Task statement ▸ Collect each line of the records containing the string "icon".

Dataset entries
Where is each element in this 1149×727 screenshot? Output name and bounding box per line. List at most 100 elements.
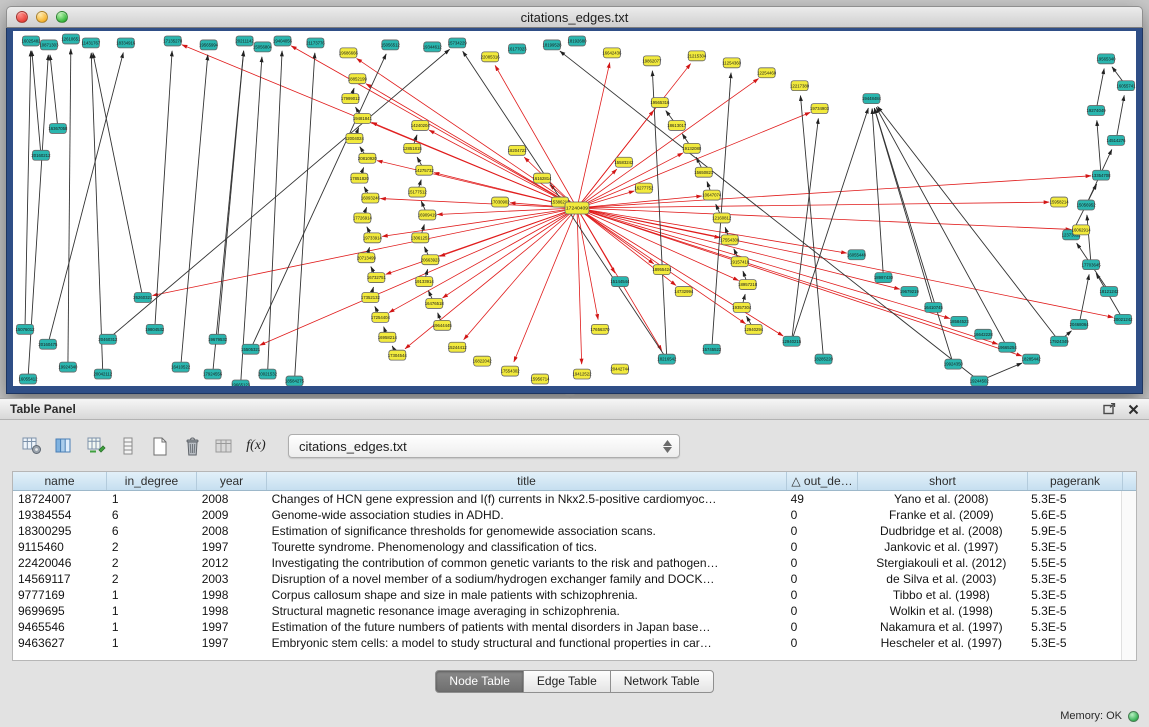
- graph-node[interactable]: 11431767: [82, 38, 101, 48]
- tab-network-table[interactable]: Network Table: [610, 670, 714, 693]
- graph-node[interactable]: 19924350: [944, 359, 964, 369]
- graph-node[interactable]: 15745522: [702, 344, 722, 354]
- graph-node[interactable]: 15583242: [614, 157, 634, 167]
- citation-edge[interactable]: [878, 106, 1060, 341]
- graph-node[interactable]: 18285220: [814, 354, 834, 364]
- graph-node[interactable]: 19565994: [199, 40, 219, 50]
- graph-node[interactable]: 16093246: [361, 193, 381, 203]
- graph-node[interactable]: 20468064: [1070, 319, 1090, 329]
- graph-node[interactable]: 19665123: [231, 380, 251, 386]
- citation-edge-red[interactable]: [366, 84, 577, 208]
- graph-node[interactable]: 19733914: [363, 233, 383, 243]
- graph-node[interactable]: 17703645: [1082, 260, 1102, 270]
- graph-node[interactable]: 18121242: [1100, 287, 1120, 297]
- graph-node[interactable]: 12254460: [757, 68, 777, 78]
- graph-node[interactable]: 19244502: [970, 376, 990, 386]
- tab-node-table[interactable]: Node Table: [435, 670, 524, 693]
- graph-node[interactable]: 17030902: [491, 197, 511, 207]
- graph-node[interactable]: 15958214: [1050, 197, 1070, 207]
- graph-node[interactable]: 16162814: [533, 173, 553, 183]
- graph-node[interactable]: 15056952: [1077, 200, 1097, 210]
- graph-node[interactable]: 16025482: [21, 36, 41, 46]
- new-table-icon[interactable]: [144, 432, 176, 460]
- graph-node[interactable]: 16642228: [974, 329, 994, 339]
- graph-node[interactable]: 18957218: [738, 280, 758, 290]
- citation-edge[interactable]: [218, 51, 244, 339]
- tab-edge-table[interactable]: Edge Table: [523, 670, 611, 693]
- graph-node[interactable]: 19404056: [273, 36, 293, 46]
- graph-node[interactable]: 17304544: [388, 350, 408, 360]
- citation-edge[interactable]: [93, 53, 143, 298]
- citation-edge-red[interactable]: [357, 58, 577, 208]
- graph-node[interactable]: 12004024: [345, 133, 365, 143]
- float-panel-icon[interactable]: [1103, 403, 1116, 415]
- graph-node[interactable]: 18192680: [567, 36, 587, 46]
- table-row[interactable]: 977716911998Corpus callosum shape and si…: [13, 587, 1121, 603]
- table-row[interactable]: 946362711997Embryonic stem cells: a mode…: [13, 635, 1121, 651]
- graph-node[interactable]: 16367058: [48, 123, 68, 133]
- table-row[interactable]: 946554611997Estimation of the future num…: [13, 619, 1121, 635]
- graph-node[interactable]: 15056512: [381, 40, 401, 50]
- graph-node[interactable]: 19679532: [208, 334, 228, 344]
- citation-edge[interactable]: [68, 49, 71, 367]
- graph-node[interactable]: 17554300: [720, 235, 740, 245]
- graph-node[interactable]: 21215304: [687, 51, 707, 61]
- table-row[interactable]: 911546021997Tourette syndrome. Phenomeno…: [13, 539, 1121, 555]
- function-builder-icon[interactable]: f(x): [240, 432, 272, 460]
- window-titlebar[interactable]: citations_edges.txt: [6, 6, 1143, 28]
- citation-edge[interactable]: [155, 51, 172, 329]
- graph-node[interactable]: 19344612: [423, 42, 443, 52]
- graph-node[interactable]: 13061251: [411, 233, 431, 243]
- citation-edge[interactable]: [91, 53, 103, 374]
- graph-hub-node[interactable]: 17240409: [565, 202, 589, 214]
- graph-node[interactable]: 19448484: [862, 94, 882, 104]
- graph-node[interactable]: 14514276: [1107, 135, 1127, 145]
- graph-node[interactable]: 19679219: [900, 287, 920, 297]
- graph-node[interactable]: 15144544: [610, 277, 630, 287]
- graph-node[interactable]: 19157410: [730, 257, 750, 267]
- citation-edge[interactable]: [241, 57, 262, 385]
- graph-node[interactable]: 19133914: [415, 277, 435, 287]
- graph-node[interactable]: 19665254: [998, 342, 1018, 352]
- graph-node[interactable]: 12160812: [712, 213, 732, 223]
- citation-edge-red[interactable]: [380, 199, 577, 208]
- citation-edge[interactable]: [1096, 69, 1104, 111]
- graph-node[interactable]: 19686666: [339, 48, 359, 58]
- graph-node[interactable]: 15650821: [694, 167, 714, 177]
- graph-node[interactable]: 12940215: [782, 336, 802, 346]
- graph-node[interactable]: 16642436: [602, 48, 622, 58]
- import-table-icon[interactable]: [208, 432, 240, 460]
- graph-node[interactable]: 15734229: [448, 38, 468, 48]
- row-height-icon[interactable]: [112, 432, 144, 460]
- graph-node[interactable]: 17554302: [501, 366, 521, 376]
- citation-edge[interactable]: [50, 55, 58, 129]
- graph-node[interactable]: 17999012: [341, 94, 361, 104]
- graph-node[interactable]: 15505321: [241, 344, 261, 354]
- graph-node[interactable]: 19804532: [145, 324, 165, 334]
- citation-edge-red[interactable]: [577, 208, 783, 336]
- column-header-out_de[interactable]: △ out_de…: [787, 472, 858, 490]
- citation-edge[interactable]: [1116, 95, 1124, 140]
- graph-node[interactable]: 20042112: [93, 369, 112, 379]
- citation-edge[interactable]: [712, 73, 731, 349]
- table-row[interactable]: 1872400712008Changes of HCN gene express…: [13, 491, 1121, 507]
- citation-edge-red[interactable]: [577, 208, 998, 344]
- graph-node[interactable]: 17135278: [163, 36, 183, 46]
- graph-node[interactable]: 16410745: [924, 302, 944, 312]
- citation-edge-red[interactable]: [577, 208, 1113, 317]
- graph-node[interactable]: 13354708: [1092, 170, 1112, 180]
- citation-edge[interactable]: [1097, 120, 1101, 175]
- citation-edge-red[interactable]: [389, 208, 577, 313]
- graph-node[interactable]: 12851815: [403, 143, 423, 153]
- graph-node[interactable]: 17726914: [353, 213, 373, 223]
- graph-node[interactable]: 16055741: [1117, 81, 1136, 91]
- graph-node[interactable]: 16410522: [171, 362, 191, 372]
- network-canvas[interactable]: 1602548210871303126106511143176718334916…: [13, 31, 1136, 386]
- graph-node[interactable]: 18204722: [508, 145, 528, 155]
- graph-node[interactable]: 18584275: [285, 376, 305, 386]
- graph-node[interactable]: 15244412: [448, 342, 468, 352]
- graph-node[interactable]: 21173776: [306, 38, 325, 48]
- graph-node[interactable]: 16177023: [508, 44, 528, 54]
- graph-node[interactable]: 14240204: [411, 120, 431, 130]
- citation-edge[interactable]: [792, 108, 869, 341]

Result of this exercise ▸
- new-table-icon[interactable]: [144, 432, 176, 460]
- float-panel-icon[interactable]: [1103, 403, 1116, 415]
- function-builder-icon[interactable]: f(x): [240, 432, 272, 460]
- import-table-icon[interactable]: [208, 432, 240, 460]
- row-height-icon[interactable]: [112, 432, 144, 460]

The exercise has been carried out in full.